> **Input records**:
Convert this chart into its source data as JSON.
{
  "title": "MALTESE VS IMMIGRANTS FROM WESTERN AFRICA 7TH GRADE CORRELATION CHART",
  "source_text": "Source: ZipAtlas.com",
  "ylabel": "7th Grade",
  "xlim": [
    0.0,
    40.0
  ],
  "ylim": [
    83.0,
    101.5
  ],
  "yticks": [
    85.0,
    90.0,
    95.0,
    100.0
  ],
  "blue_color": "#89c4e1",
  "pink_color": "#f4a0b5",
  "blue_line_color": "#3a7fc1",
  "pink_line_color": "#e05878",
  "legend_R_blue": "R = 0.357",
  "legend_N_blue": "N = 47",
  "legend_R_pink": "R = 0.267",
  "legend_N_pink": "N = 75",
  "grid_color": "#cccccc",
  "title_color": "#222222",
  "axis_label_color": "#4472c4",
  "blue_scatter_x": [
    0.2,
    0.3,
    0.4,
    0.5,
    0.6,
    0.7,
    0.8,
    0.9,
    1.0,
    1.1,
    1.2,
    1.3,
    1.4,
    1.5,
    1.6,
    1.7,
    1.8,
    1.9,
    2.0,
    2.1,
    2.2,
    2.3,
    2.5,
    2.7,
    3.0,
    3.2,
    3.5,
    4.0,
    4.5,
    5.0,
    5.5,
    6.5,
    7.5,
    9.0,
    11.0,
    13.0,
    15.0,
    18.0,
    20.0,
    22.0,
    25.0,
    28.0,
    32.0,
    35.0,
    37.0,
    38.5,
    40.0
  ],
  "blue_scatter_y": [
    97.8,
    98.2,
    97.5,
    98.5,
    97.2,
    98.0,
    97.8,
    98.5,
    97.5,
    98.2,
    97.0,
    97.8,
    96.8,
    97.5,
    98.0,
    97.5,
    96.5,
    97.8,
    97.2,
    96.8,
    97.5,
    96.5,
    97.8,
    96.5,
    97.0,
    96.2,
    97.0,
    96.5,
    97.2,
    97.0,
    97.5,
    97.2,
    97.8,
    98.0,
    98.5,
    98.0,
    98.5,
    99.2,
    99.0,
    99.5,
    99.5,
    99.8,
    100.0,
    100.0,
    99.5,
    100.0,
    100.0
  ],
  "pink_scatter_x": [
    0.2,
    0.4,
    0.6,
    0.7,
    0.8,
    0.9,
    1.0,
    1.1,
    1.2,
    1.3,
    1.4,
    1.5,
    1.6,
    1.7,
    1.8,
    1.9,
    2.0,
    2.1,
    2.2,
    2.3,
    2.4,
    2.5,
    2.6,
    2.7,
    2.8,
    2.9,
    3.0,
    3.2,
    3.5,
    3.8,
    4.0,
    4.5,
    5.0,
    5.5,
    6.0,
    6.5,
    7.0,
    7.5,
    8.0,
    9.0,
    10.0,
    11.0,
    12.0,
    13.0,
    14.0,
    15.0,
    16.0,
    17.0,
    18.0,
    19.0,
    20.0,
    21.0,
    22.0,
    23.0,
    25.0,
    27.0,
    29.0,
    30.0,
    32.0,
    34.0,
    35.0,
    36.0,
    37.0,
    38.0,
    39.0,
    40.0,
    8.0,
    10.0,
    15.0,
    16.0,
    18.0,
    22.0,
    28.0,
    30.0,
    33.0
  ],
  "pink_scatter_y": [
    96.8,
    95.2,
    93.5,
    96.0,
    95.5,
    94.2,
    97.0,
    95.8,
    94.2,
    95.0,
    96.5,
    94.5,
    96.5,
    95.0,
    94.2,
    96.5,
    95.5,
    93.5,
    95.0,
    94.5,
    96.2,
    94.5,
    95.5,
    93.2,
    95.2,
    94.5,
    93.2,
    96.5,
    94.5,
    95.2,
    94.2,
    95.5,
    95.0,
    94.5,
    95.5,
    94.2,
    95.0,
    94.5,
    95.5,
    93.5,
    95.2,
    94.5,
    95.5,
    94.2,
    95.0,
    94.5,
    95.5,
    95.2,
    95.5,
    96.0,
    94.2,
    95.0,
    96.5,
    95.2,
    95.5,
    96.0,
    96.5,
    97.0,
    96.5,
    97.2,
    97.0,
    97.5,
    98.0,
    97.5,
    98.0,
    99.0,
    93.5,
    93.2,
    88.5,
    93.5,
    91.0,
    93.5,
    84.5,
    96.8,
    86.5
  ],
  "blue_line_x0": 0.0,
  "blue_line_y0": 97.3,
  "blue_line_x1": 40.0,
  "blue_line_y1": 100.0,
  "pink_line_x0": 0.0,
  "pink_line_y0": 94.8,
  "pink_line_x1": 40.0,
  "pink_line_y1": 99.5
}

> **What you should do**: Each entry is to be returned in full, character for character.

> **The solution**:
Convert this chart into its source data as JSON.
{
  "title": "MALTESE VS IMMIGRANTS FROM WESTERN AFRICA 7TH GRADE CORRELATION CHART",
  "source_text": "Source: ZipAtlas.com",
  "ylabel": "7th Grade",
  "xlim": [
    0.0,
    40.0
  ],
  "ylim": [
    83.0,
    101.5
  ],
  "yticks": [
    85.0,
    90.0,
    95.0,
    100.0
  ],
  "blue_color": "#89c4e1",
  "pink_color": "#f4a0b5",
  "blue_line_color": "#3a7fc1",
  "pink_line_color": "#e05878",
  "legend_R_blue": "R = 0.357",
  "legend_N_blue": "N = 47",
  "legend_R_pink": "R = 0.267",
  "legend_N_pink": "N = 75",
  "grid_color": "#cccccc",
  "title_color": "#222222",
  "axis_label_color": "#4472c4",
  "blue_scatter_x": [
    0.2,
    0.3,
    0.4,
    0.5,
    0.6,
    0.7,
    0.8,
    0.9,
    1.0,
    1.1,
    1.2,
    1.3,
    1.4,
    1.5,
    1.6,
    1.7,
    1.8,
    1.9,
    2.0,
    2.1,
    2.2,
    2.3,
    2.5,
    2.7,
    3.0,
    3.2,
    3.5,
    4.0,
    4.5,
    5.0,
    5.5,
    6.5,
    7.5,
    9.0,
    11.0,
    13.0,
    15.0,
    18.0,
    20.0,
    22.0,
    25.0,
    28.0,
    32.0,
    35.0,
    37.0,
    38.5,
    40.0
  ],
  "blue_scatter_y": [
    97.8,
    98.2,
    97.5,
    98.5,
    97.2,
    98.0,
    97.8,
    98.5,
    97.5,
    98.2,
    97.0,
    97.8,
    96.8,
    97.5,
    98.0,
    97.5,
    96.5,
    97.8,
    97.2,
    96.8,
    97.5,
    96.5,
    97.8,
    96.5,
    97.0,
    96.2,
    97.0,
    96.5,
    97.2,
    97.0,
    97.5,
    97.2,
    97.8,
    98.0,
    98.5,
    98.0,
    98.5,
    99.2,
    99.0,
    99.5,
    99.5,
    99.8,
    100.0,
    100.0,
    99.5,
    100.0,
    100.0
  ],
  "pink_scatter_x": [
    0.2,
    0.4,
    0.6,
    0.7,
    0.8,
    0.9,
    1.0,
    1.1,
    1.2,
    1.3,
    1.4,
    1.5,
    1.6,
    1.7,
    1.8,
    1.9,
    2.0,
    2.1,
    2.2,
    2.3,
    2.4,
    2.5,
    2.6,
    2.7,
    2.8,
    2.9,
    3.0,
    3.2,
    3.5,
    3.8,
    4.0,
    4.5,
    5.0,
    5.5,
    6.0,
    6.5,
    7.0,
    7.5,
    8.0,
    9.0,
    10.0,
    11.0,
    12.0,
    13.0,
    14.0,
    15.0,
    16.0,
    17.0,
    18.0,
    19.0,
    20.0,
    21.0,
    22.0,
    23.0,
    25.0,
    27.0,
    29.0,
    30.0,
    32.0,
    34.0,
    35.0,
    36.0,
    37.0,
    38.0,
    39.0,
    40.0,
    8.0,
    10.0,
    15.0,
    16.0,
    18.0,
    22.0,
    28.0,
    30.0,
    33.0
  ],
  "pink_scatter_y": [
    96.8,
    95.2,
    93.5,
    96.0,
    95.5,
    94.2,
    97.0,
    95.8,
    94.2,
    95.0,
    96.5,
    94.5,
    96.5,
    95.0,
    94.2,
    96.5,
    95.5,
    93.5,
    95.0,
    94.5,
    96.2,
    94.5,
    95.5,
    93.2,
    95.2,
    94.5,
    93.2,
    96.5,
    94.5,
    95.2,
    94.2,
    95.5,
    95.0,
    94.5,
    95.5,
    94.2,
    95.0,
    94.5,
    95.5,
    93.5,
    95.2,
    94.5,
    95.5,
    94.2,
    95.0,
    94.5,
    95.5,
    95.2,
    95.5,
    96.0,
    94.2,
    95.0,
    96.5,
    95.2,
    95.5,
    96.0,
    96.5,
    97.0,
    96.5,
    97.2,
    97.0,
    97.5,
    98.0,
    97.5,
    98.0,
    99.0,
    93.5,
    93.2,
    88.5,
    93.5,
    91.0,
    93.5,
    84.5,
    96.8,
    86.5
  ],
  "blue_line_x0": 0.0,
  "blue_line_y0": 97.3,
  "blue_line_x1": 40.0,
  "blue_line_y1": 100.0,
  "pink_line_x0": 0.0,
  "pink_line_y0": 94.8,
  "pink_line_x1": 40.0,
  "pink_line_y1": 99.5
}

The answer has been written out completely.